Do this: Gather all lines in the data that hold the string "Evolution".

Data for this task:
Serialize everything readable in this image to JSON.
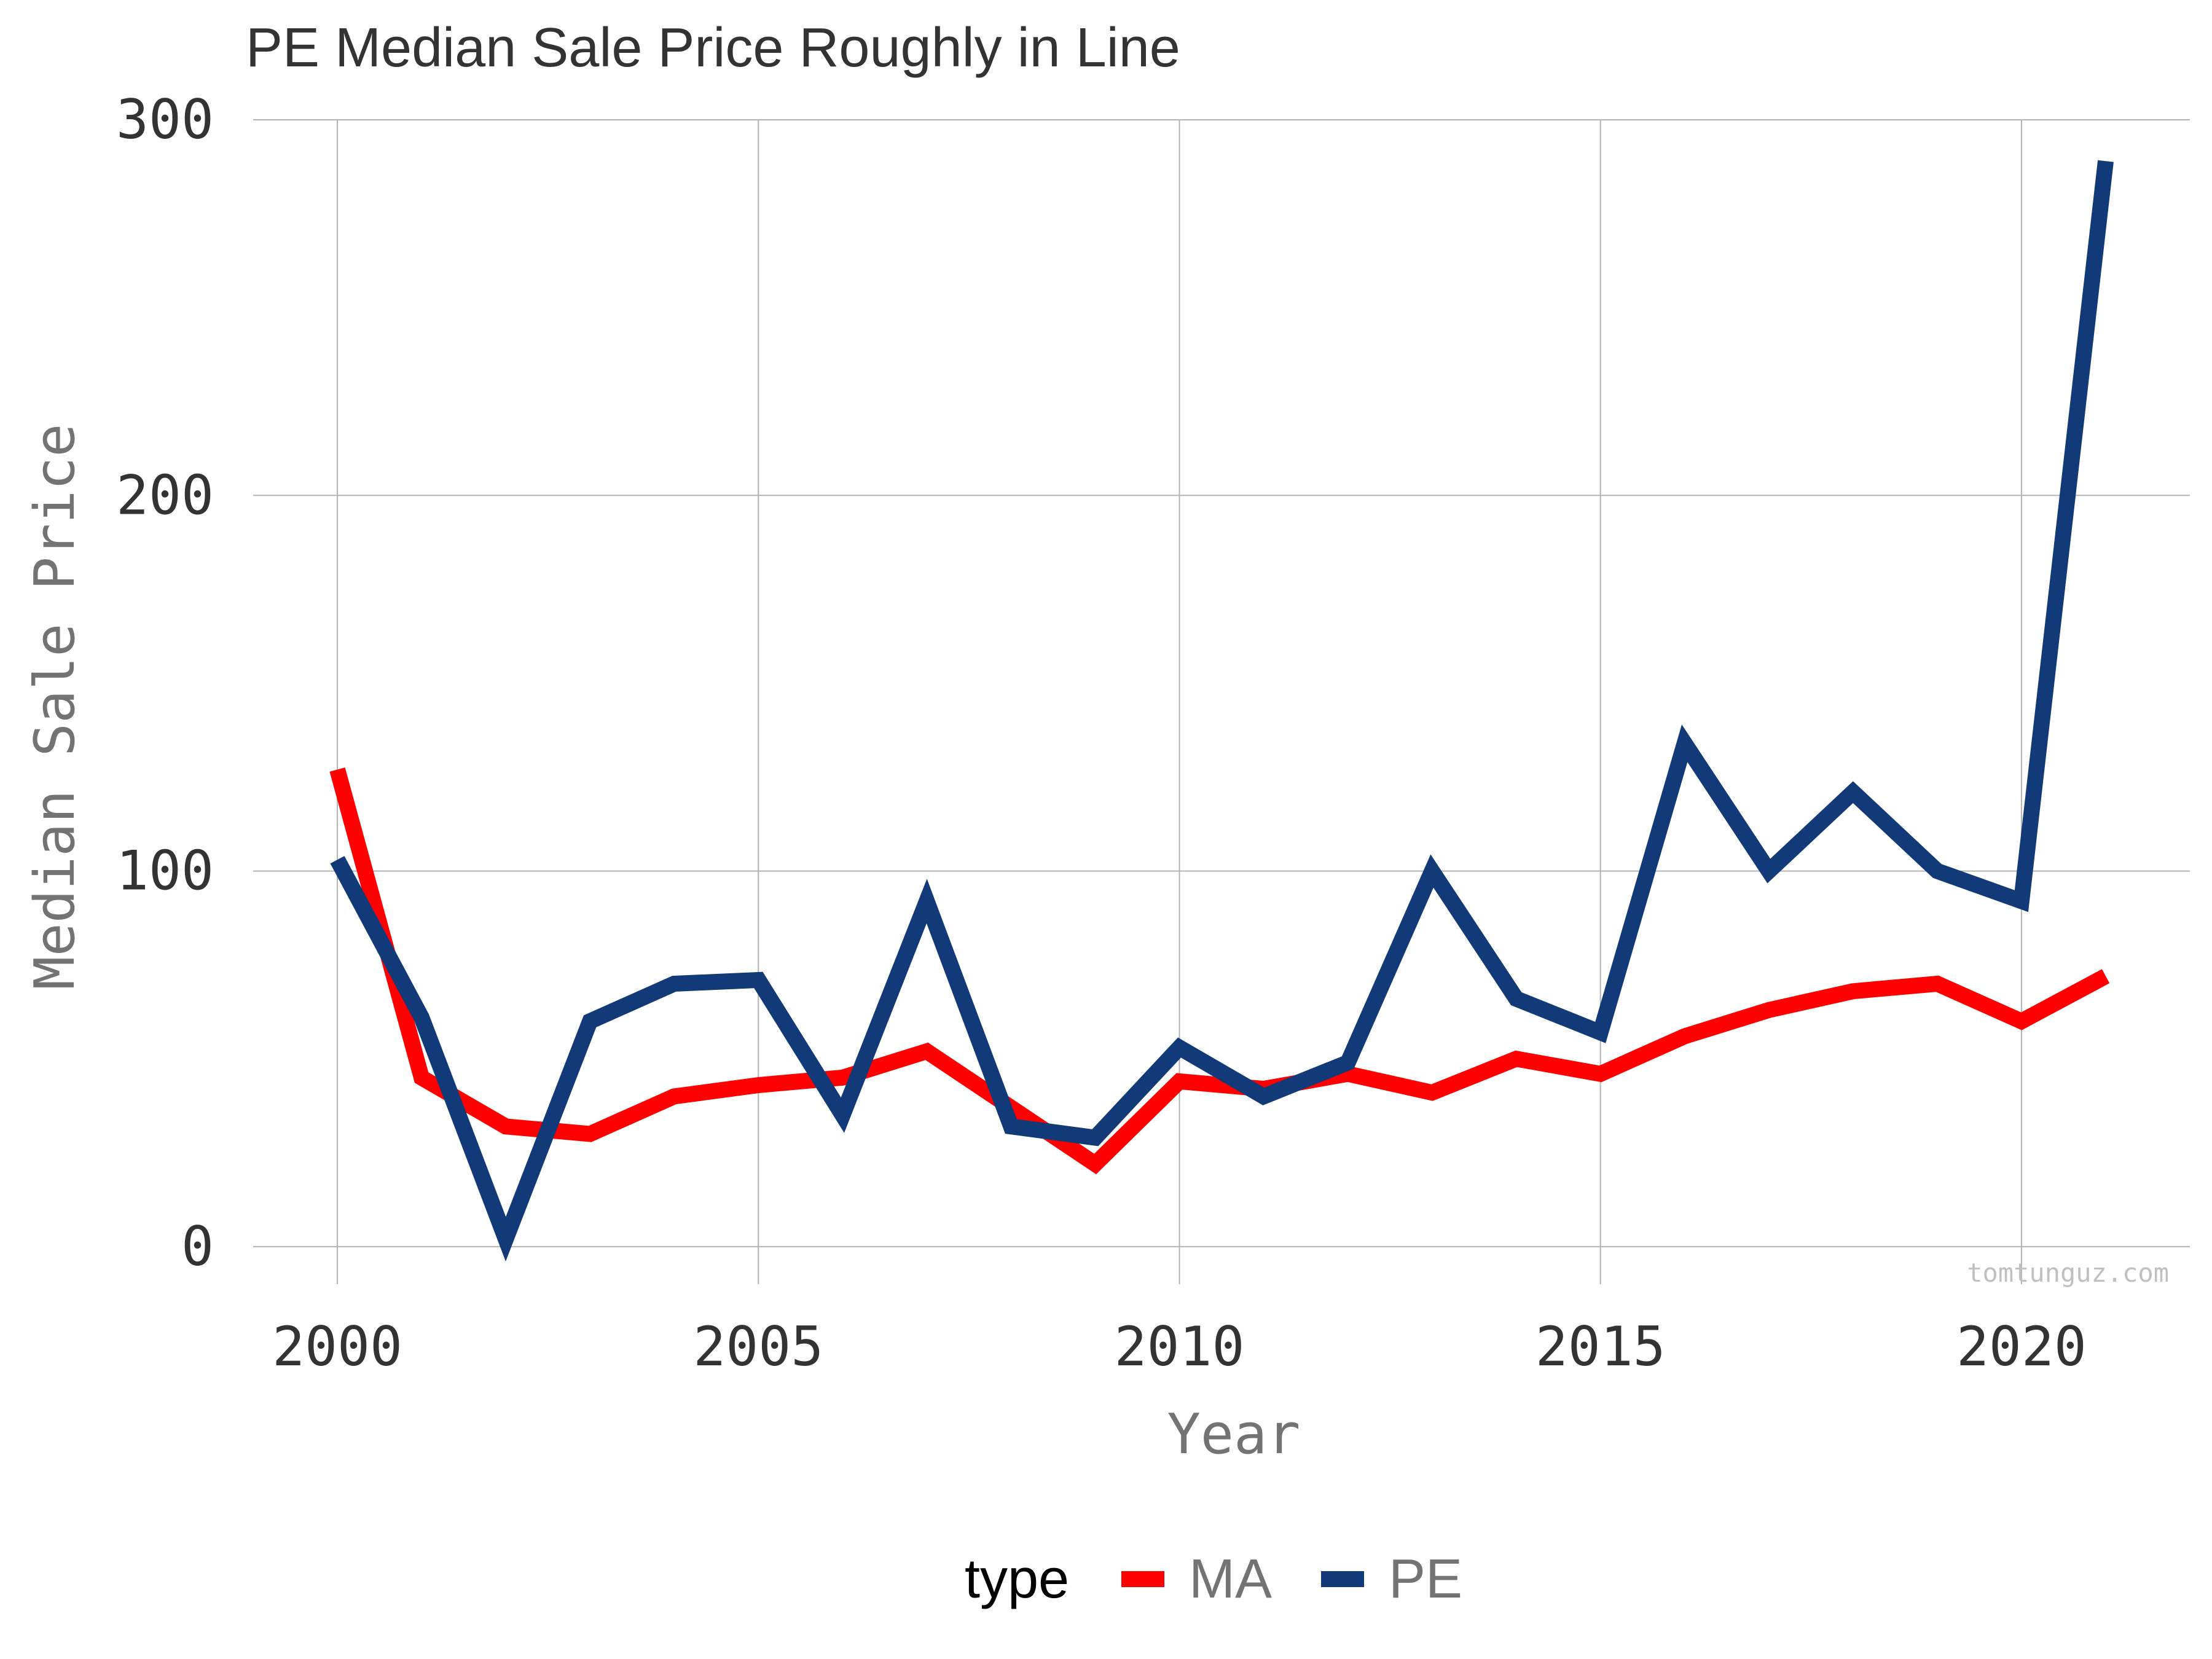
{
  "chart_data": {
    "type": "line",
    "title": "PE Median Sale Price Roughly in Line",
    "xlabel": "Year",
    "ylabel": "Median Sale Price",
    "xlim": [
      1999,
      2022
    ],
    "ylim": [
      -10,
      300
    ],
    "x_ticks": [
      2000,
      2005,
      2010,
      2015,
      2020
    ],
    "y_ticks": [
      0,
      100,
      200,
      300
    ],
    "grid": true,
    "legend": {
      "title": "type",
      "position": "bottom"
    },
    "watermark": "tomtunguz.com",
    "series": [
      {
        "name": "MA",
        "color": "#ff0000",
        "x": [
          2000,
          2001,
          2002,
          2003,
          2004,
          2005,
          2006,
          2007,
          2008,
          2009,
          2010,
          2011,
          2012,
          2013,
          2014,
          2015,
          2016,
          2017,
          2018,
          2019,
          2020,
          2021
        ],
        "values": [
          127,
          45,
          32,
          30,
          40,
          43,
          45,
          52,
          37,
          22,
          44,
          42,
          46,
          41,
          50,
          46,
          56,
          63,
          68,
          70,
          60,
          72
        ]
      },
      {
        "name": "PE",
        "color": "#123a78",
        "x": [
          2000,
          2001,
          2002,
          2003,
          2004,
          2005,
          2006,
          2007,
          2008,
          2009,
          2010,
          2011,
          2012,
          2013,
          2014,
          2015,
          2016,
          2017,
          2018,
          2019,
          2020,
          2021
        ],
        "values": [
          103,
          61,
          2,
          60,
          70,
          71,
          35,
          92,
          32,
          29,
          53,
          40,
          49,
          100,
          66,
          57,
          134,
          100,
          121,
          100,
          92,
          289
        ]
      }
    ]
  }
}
==
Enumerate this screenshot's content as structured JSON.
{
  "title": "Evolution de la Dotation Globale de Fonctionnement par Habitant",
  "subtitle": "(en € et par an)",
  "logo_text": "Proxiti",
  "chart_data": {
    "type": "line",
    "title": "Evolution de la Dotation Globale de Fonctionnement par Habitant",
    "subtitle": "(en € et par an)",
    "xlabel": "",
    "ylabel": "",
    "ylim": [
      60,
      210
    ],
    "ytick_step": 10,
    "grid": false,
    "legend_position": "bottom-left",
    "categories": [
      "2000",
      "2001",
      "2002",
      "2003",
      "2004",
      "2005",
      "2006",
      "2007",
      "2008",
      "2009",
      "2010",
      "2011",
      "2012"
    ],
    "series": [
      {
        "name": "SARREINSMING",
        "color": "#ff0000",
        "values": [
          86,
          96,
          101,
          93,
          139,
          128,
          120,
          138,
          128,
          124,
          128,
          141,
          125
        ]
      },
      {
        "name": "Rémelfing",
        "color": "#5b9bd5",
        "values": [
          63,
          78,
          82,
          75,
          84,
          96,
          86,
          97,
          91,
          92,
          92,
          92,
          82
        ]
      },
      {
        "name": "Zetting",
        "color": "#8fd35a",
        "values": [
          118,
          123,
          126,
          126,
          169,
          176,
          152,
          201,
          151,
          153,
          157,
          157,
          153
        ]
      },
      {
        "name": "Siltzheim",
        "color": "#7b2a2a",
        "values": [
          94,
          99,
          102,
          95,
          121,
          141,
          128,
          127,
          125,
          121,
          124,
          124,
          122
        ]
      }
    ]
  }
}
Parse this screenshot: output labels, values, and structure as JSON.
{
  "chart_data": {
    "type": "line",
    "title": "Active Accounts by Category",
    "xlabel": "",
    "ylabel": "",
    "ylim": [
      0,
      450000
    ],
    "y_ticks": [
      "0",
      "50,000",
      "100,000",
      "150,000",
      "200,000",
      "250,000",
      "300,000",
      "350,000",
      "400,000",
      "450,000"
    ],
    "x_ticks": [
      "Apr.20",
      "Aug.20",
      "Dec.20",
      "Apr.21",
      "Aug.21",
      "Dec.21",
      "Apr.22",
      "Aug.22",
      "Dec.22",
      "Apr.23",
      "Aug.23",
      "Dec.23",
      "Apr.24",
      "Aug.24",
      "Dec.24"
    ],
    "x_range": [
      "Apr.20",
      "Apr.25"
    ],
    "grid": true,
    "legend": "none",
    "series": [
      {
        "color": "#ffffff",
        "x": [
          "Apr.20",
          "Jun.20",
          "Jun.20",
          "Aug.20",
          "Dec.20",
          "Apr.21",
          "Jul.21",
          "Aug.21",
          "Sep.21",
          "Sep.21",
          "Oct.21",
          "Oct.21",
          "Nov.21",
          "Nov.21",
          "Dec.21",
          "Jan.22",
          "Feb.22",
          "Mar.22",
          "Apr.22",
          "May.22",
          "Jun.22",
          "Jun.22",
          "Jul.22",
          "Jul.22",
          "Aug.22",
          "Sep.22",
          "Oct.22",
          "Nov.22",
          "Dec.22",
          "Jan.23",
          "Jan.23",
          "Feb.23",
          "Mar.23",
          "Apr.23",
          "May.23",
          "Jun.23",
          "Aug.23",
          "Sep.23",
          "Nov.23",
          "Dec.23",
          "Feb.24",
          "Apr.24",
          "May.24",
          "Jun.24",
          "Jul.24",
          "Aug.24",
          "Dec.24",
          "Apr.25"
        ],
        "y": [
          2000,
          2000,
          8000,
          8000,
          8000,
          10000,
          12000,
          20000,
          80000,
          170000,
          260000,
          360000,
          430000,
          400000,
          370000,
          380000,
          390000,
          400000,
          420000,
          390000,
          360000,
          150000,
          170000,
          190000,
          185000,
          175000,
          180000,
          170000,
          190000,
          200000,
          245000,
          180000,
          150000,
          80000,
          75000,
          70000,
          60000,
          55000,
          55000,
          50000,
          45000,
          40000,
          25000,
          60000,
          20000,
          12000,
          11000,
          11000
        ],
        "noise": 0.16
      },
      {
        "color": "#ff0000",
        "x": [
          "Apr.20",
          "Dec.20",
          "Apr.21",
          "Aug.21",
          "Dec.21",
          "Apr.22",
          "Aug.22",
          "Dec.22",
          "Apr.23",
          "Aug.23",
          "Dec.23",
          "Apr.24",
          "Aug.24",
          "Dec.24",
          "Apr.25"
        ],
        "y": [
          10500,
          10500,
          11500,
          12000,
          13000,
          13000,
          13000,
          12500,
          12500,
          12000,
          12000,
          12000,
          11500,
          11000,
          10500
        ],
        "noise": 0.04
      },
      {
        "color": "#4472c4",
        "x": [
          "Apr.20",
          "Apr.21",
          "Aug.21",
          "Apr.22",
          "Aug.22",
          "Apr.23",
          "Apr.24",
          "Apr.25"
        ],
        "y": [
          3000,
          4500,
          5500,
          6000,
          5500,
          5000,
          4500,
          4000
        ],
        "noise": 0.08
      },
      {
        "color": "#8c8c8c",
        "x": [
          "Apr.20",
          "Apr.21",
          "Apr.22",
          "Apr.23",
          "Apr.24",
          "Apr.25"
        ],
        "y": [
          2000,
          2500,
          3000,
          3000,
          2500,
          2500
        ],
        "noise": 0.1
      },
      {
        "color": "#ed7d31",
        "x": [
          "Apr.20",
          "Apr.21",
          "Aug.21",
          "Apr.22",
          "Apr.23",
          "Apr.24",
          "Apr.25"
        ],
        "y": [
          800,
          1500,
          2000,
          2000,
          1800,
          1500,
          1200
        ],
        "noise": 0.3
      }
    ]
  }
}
==
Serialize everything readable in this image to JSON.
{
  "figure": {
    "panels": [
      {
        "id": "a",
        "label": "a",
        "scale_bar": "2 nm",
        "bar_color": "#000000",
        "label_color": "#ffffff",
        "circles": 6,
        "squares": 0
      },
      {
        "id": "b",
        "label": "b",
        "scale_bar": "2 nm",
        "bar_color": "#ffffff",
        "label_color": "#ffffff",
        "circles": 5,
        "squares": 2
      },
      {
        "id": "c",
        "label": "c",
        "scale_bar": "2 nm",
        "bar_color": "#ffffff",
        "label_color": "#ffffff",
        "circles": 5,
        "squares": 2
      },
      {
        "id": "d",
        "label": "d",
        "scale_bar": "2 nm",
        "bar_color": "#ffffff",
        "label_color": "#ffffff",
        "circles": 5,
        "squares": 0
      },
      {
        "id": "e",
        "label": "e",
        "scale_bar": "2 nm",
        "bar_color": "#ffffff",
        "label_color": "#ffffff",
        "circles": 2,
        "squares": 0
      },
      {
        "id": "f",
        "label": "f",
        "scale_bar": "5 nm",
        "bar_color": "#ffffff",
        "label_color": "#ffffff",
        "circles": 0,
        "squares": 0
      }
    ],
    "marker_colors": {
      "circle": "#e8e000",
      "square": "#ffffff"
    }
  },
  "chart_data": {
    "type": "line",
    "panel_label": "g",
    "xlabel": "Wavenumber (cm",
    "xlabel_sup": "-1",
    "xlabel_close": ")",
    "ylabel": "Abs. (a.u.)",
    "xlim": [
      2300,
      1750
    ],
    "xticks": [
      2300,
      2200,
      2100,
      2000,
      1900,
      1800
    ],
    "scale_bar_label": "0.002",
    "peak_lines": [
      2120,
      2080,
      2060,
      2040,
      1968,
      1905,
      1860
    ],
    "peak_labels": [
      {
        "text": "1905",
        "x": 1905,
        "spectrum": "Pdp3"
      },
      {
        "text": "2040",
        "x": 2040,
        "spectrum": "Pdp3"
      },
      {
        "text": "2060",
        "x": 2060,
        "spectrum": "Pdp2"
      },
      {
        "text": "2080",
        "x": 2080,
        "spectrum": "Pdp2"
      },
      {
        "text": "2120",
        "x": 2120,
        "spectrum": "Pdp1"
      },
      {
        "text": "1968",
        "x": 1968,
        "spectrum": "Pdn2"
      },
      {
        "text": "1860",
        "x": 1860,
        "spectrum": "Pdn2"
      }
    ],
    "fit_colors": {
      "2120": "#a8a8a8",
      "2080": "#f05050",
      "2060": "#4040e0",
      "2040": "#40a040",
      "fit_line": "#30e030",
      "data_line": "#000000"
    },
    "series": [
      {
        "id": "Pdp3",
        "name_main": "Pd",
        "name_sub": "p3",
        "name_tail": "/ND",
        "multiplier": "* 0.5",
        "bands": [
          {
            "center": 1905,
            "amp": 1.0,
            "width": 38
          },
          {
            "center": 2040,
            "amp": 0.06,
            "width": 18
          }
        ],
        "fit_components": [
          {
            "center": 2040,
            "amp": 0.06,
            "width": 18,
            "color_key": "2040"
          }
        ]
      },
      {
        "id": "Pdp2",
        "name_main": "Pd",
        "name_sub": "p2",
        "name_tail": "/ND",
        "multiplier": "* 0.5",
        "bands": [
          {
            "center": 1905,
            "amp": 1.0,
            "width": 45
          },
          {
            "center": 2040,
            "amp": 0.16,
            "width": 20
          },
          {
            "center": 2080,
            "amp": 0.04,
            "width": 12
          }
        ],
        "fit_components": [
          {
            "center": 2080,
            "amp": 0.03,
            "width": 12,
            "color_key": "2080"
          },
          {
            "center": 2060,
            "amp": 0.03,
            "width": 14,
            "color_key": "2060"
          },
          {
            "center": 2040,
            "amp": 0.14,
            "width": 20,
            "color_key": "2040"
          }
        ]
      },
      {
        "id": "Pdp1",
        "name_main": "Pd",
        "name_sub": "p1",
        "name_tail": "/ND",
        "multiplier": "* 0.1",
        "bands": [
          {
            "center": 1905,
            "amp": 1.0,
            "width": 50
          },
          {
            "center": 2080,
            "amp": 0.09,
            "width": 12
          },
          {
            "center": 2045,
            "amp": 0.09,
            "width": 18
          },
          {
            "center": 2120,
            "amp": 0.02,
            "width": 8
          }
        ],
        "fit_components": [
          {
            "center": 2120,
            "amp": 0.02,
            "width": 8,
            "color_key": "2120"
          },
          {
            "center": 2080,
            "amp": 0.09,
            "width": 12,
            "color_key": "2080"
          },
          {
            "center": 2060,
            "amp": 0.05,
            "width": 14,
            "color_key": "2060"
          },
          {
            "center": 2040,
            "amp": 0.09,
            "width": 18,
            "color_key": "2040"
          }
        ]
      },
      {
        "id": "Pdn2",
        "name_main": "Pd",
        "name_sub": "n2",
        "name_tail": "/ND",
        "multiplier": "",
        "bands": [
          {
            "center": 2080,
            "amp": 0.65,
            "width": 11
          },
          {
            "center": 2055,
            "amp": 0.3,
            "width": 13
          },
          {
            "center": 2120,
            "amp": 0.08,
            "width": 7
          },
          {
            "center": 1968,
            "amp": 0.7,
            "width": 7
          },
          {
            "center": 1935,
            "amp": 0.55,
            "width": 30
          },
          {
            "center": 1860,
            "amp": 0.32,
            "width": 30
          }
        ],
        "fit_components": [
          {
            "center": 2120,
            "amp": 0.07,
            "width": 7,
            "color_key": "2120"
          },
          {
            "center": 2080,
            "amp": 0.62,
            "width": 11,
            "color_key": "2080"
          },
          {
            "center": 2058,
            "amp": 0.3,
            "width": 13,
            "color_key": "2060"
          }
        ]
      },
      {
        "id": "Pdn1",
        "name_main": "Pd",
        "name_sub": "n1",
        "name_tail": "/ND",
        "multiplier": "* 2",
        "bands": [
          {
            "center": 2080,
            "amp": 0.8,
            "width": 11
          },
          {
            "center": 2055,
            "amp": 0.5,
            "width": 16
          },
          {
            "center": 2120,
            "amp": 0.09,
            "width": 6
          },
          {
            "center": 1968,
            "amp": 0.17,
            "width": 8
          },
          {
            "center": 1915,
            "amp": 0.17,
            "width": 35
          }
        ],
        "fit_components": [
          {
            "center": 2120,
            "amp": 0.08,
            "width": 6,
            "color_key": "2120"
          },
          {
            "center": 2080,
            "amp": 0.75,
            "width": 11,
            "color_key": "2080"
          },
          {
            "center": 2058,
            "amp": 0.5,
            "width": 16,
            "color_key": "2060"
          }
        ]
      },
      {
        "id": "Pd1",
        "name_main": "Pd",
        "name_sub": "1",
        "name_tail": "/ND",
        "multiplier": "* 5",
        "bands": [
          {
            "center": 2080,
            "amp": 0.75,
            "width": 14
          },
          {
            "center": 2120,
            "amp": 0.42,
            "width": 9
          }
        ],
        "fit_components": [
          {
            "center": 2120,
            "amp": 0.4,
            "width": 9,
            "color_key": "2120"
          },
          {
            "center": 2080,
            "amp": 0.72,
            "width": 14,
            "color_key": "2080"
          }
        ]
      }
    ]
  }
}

Output of the exercise:
  "title": "Evolution de la Dotation Globale de Fonctionnement par Habitant",
    "title": "Evolution de la Dotation Globale de Fonctionnement par Habitant",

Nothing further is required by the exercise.